Stored data
● ● ● ●

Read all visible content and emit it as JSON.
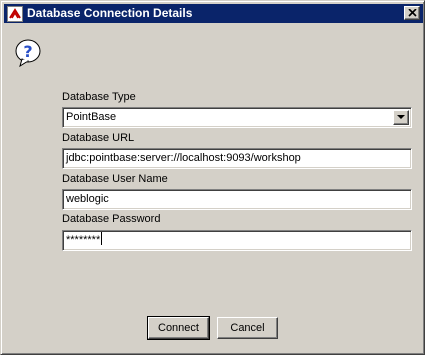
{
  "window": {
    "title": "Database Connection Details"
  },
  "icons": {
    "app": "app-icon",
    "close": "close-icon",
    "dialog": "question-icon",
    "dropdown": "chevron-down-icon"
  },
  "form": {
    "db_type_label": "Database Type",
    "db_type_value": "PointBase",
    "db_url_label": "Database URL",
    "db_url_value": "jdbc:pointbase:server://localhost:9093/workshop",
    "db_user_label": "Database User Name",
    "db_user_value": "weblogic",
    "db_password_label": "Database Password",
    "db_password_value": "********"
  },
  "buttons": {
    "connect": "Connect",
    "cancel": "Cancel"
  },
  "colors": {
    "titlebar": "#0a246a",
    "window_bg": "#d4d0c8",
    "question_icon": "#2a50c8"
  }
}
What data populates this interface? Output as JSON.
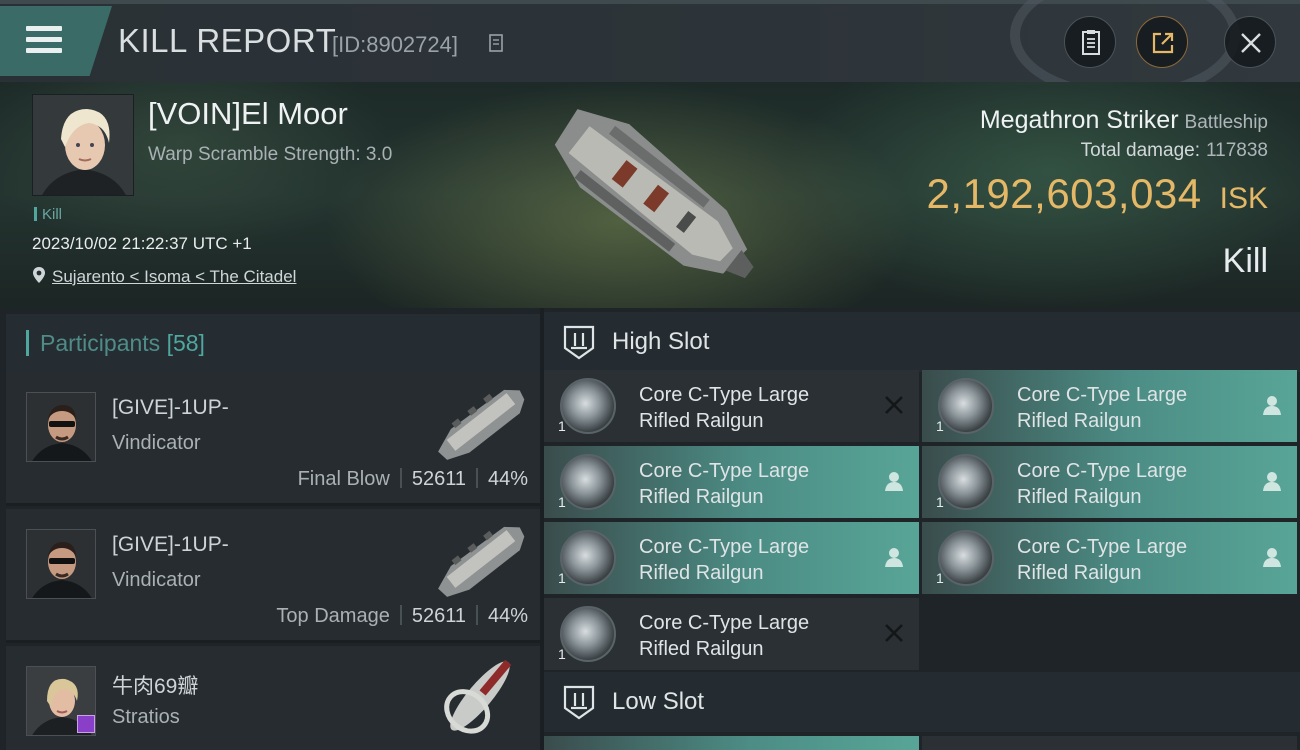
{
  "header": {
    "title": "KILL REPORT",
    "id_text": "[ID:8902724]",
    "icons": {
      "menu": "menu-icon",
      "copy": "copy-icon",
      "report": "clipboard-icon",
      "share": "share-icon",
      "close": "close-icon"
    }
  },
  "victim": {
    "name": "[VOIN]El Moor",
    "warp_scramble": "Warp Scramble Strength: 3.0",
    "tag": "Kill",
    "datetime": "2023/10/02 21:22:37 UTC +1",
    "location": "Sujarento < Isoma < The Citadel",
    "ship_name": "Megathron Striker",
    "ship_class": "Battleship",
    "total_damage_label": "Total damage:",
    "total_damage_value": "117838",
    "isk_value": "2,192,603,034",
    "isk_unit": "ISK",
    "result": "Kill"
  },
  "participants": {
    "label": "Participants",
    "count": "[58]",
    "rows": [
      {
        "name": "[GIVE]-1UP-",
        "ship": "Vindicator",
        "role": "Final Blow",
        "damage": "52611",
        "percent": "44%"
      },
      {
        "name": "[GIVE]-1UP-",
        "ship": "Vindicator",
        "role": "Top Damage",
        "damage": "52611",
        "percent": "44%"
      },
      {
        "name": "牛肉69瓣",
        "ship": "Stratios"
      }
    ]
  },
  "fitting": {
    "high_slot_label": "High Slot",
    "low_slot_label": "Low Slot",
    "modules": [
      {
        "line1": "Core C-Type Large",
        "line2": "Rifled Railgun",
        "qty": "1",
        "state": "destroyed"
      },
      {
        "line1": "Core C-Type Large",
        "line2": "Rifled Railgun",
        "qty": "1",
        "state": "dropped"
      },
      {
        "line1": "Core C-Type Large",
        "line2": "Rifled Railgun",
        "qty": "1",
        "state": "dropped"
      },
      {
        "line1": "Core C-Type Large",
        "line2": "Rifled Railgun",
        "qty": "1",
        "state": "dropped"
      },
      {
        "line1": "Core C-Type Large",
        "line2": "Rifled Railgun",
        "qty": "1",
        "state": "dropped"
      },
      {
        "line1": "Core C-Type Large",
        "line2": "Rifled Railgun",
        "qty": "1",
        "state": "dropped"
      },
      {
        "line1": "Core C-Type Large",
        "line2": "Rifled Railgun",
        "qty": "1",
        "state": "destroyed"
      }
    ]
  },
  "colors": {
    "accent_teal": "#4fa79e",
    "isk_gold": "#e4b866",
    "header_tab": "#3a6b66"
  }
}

● ● ● ●

What to produce –
Every line of the data above should be quoted exactly. Omit the pictures.

Solution for this task –
Read all visible content and emit it as JSON.
{
  "window": {
    "title": "Database Connection Details"
  },
  "icons": {
    "app": "app-icon",
    "close": "close-icon",
    "dialog": "question-icon",
    "dropdown": "chevron-down-icon"
  },
  "form": {
    "db_type_label": "Database Type",
    "db_type_value": "PointBase",
    "db_url_label": "Database URL",
    "db_url_value": "jdbc:pointbase:server://localhost:9093/workshop",
    "db_user_label": "Database User Name",
    "db_user_value": "weblogic",
    "db_password_label": "Database Password",
    "db_password_value": "********"
  },
  "buttons": {
    "connect": "Connect",
    "cancel": "Cancel"
  },
  "colors": {
    "titlebar": "#0a246a",
    "window_bg": "#d4d0c8",
    "question_icon": "#2a50c8"
  }
}
What data populates this interface? Output as JSON.
{
  "header": {
    "title": "KILL REPORT",
    "id_text": "[ID:8902724]",
    "icons": {
      "menu": "menu-icon",
      "copy": "copy-icon",
      "report": "clipboard-icon",
      "share": "share-icon",
      "close": "close-icon"
    }
  },
  "victim": {
    "name": "[VOIN]El Moor",
    "warp_scramble": "Warp Scramble Strength: 3.0",
    "tag": "Kill",
    "datetime": "2023/10/02 21:22:37 UTC +1",
    "location": "Sujarento < Isoma < The Citadel",
    "ship_name": "Megathron Striker",
    "ship_class": "Battleship",
    "total_damage_label": "Total damage:",
    "total_damage_value": "117838",
    "isk_value": "2,192,603,034",
    "isk_unit": "ISK",
    "result": "Kill"
  },
  "participants": {
    "label": "Participants",
    "count": "[58]",
    "rows": [
      {
        "name": "[GIVE]-1UP-",
        "ship": "Vindicator",
        "role": "Final Blow",
        "damage": "52611",
        "percent": "44%"
      },
      {
        "name": "[GIVE]-1UP-",
        "ship": "Vindicator",
        "role": "Top Damage",
        "damage": "52611",
        "percent": "44%"
      },
      {
        "name": "牛肉69瓣",
        "ship": "Stratios"
      }
    ]
  },
  "fitting": {
    "high_slot_label": "High Slot",
    "low_slot_label": "Low Slot",
    "modules": [
      {
        "line1": "Core C-Type Large",
        "line2": "Rifled Railgun",
        "qty": "1",
        "state": "destroyed"
      },
      {
        "line1": "Core C-Type Large",
        "line2": "Rifled Railgun",
        "qty": "1",
        "state": "dropped"
      },
      {
        "line1": "Core C-Type Large",
        "line2": "Rifled Railgun",
        "qty": "1",
        "state": "dropped"
      },
      {
        "line1": "Core C-Type Large",
        "line2": "Rifled Railgun",
        "qty": "1",
        "state": "dropped"
      },
      {
        "line1": "Core C-Type Large",
        "line2": "Rifled Railgun",
        "qty": "1",
        "state": "dropped"
      },
      {
        "line1": "Core C-Type Large",
        "line2": "Rifled Railgun",
        "qty": "1",
        "state": "dropped"
      },
      {
        "line1": "Core C-Type Large",
        "line2": "Rifled Railgun",
        "qty": "1",
        "state": "destroyed"
      }
    ]
  },
  "colors": {
    "accent_teal": "#4fa79e",
    "isk_gold": "#e4b866",
    "header_tab": "#3a6b66"
  }
}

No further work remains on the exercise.